╔══
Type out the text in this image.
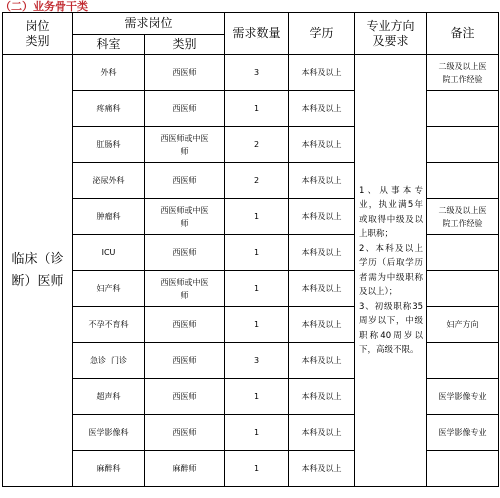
（二）业务骨干类
岗位
类别	需求岗位		需求数量	学历	专业方向
及要求	备注
	科室	类别				
临床（诊
断）医师	外科	西医师	3	本科及以上	1、从事本专业，执业满5年或取得中级及以上职称；
2、本科及以上学历（后取学历者需为中级职称及以上）；
3、初级职称35周岁以下，中级职称40周岁以下，高级不限。	二级及以上医
院工作经验
	疼痛科	西医师	1	本科及以上		
	肛肠科	西医师或中医
师	2	本科及以上		
	泌尿外科	西医师	2	本科及以上		
	肿瘤科	西医师或中医
师	1	本科及以上		二级及以上医
院工作经验
	ICU	西医师	1	本科及以上		
	妇产科	西医师或中医
师	1	本科及以上		
	不孕不育科	西医师	1	本科及以上		妇产方向
	急诊  门诊	西医师	3	本科及以上		
	超声科	西医师	1	本科及以上		医学影像专业
	医学影像科	西医师	1	本科及以上		医学影像专业
	麻醉科	麻醉师	1	本科及以上		
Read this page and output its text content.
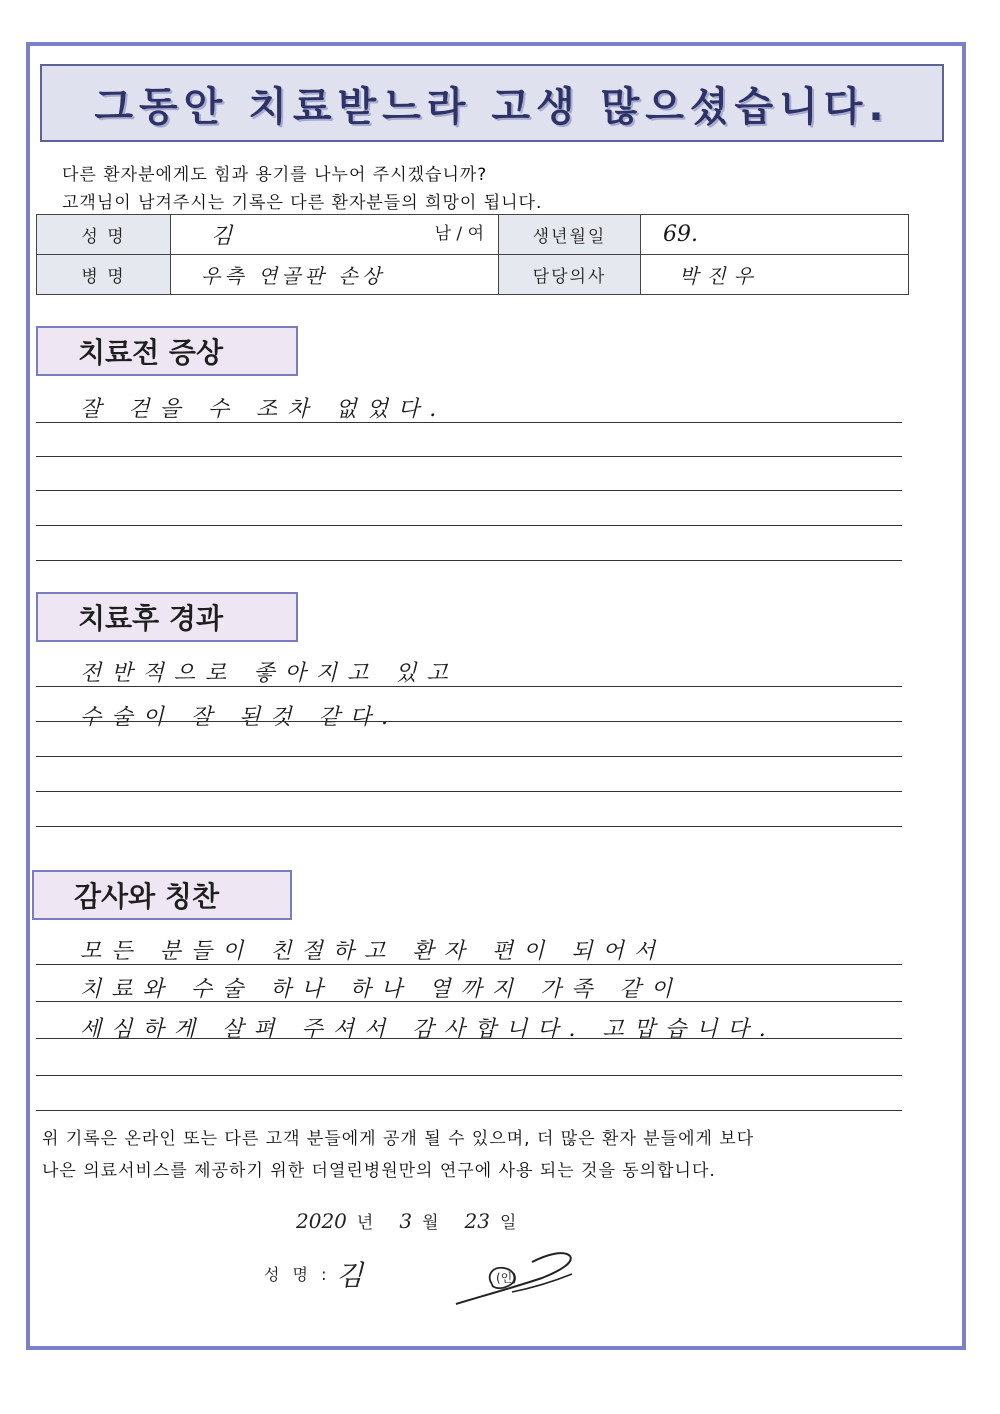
그동안 치료받느라 고생 많으셨습니다.
다른 환자분에게도 힘과 용기를 나누어 주시겠습니까?
고객님이 남겨주시는 기록은 다른 환자분들의 희망이 됩니다.
성 명	김 남 / 여	생년월일	69.
병 명	우측 연골판 손상	담당의사	박진우
치료전 증상
잘 걷을 수 조차 없었다.
치료후 경과
전반적으로 좋아지고 있고
수술이 잘 된것 같다.
감사와 칭찬
모든 분들이 친절하고 환자 편이 되어서
치료와 수술 하나 하나 열까지 가족 같이
세심하게 살펴 주셔서 감사합니다. 고맙습니다.
위 기록은 온라인 또는 다른 고객 분들에게 공개 될 수 있으며, 더 많은 환자 분들에게 보다
나은 의료서비스를 제공하기 위한 더열린병원만의 연구에 사용 되는 것을 동의합니다.
2020 년 3 월 23 일
성 명 : 김	(인)
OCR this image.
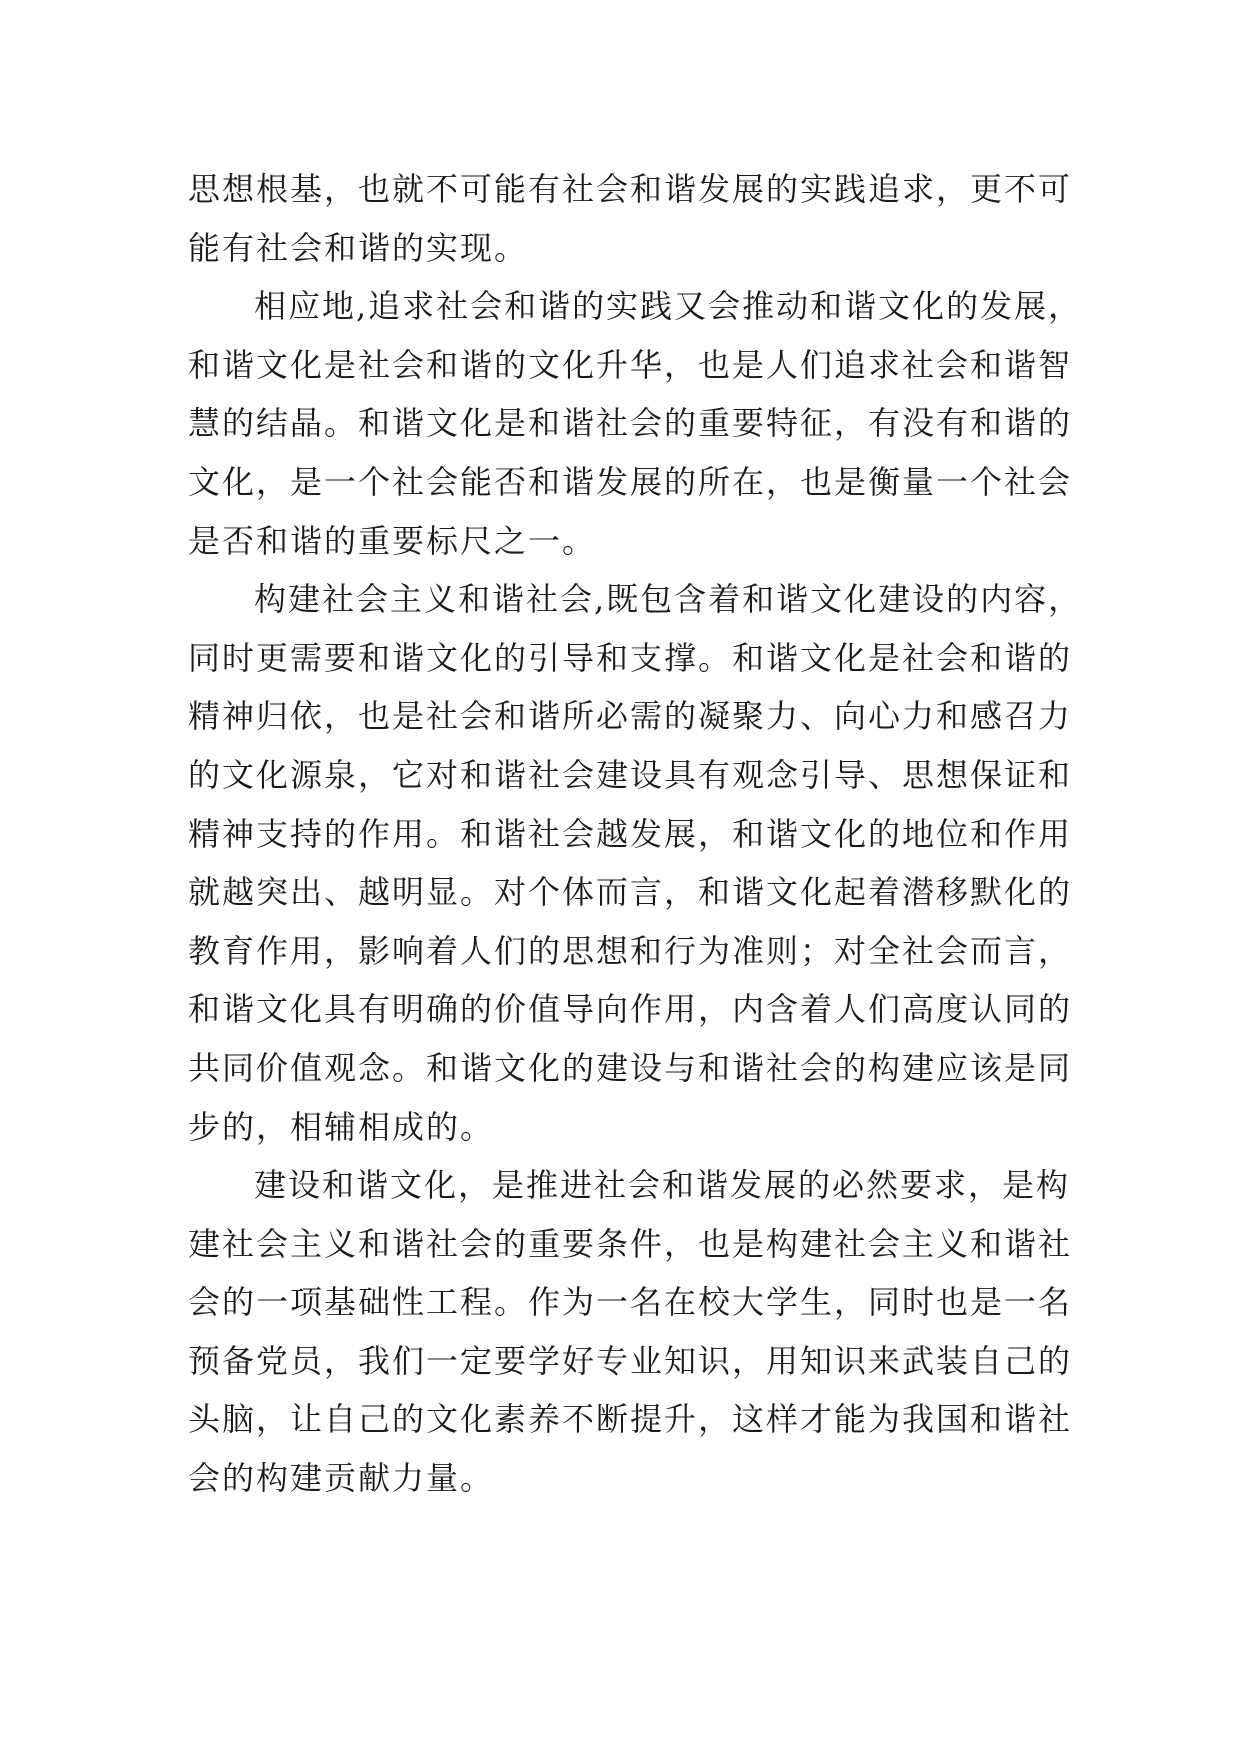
思想根基，也就不可能有社会和谐发展的实践追求，更不可
能有社会和谐的实现。
相应地,追求社会和谐的实践又会推动和谐文化的发展，
和谐文化是社会和谐的文化升华，也是人们追求社会和谐智
慧的结晶。和谐文化是和谐社会的重要特征，有没有和谐的
文化，是一个社会能否和谐发展的所在，也是衡量一个社会
是否和谐的重要标尺之一。
构建社会主义和谐社会,既包含着和谐文化建设的内容，
同时更需要和谐文化的引导和支撑。和谐文化是社会和谐的
精神归依，也是社会和谐所必需的凝聚力、向心力和感召力
的文化源泉，它对和谐社会建设具有观念引导、思想保证和
精神支持的作用。和谐社会越发展，和谐文化的地位和作用
就越突出、越明显。对个体而言，和谐文化起着潜移默化的
教育作用，影响着人们的思想和行为准则；对全社会而言，
和谐文化具有明确的价值导向作用，内含着人们高度认同的
共同价值观念。和谐文化的建设与和谐社会的构建应该是同
步的，相辅相成的。
建设和谐文化，是推进社会和谐发展的必然要求，是构
建社会主义和谐社会的重要条件，也是构建社会主义和谐社
会的一项基础性工程。作为一名在校大学生，同时也是一名
预备党员，我们一定要学好专业知识，用知识来武装自己的
头脑，让自己的文化素养不断提升，这样才能为我国和谐社
会的构建贡献力量。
╚══
### What is asked
Find every line in the entries that includes the word "this", then state how many there are and nothing else.

### Result
3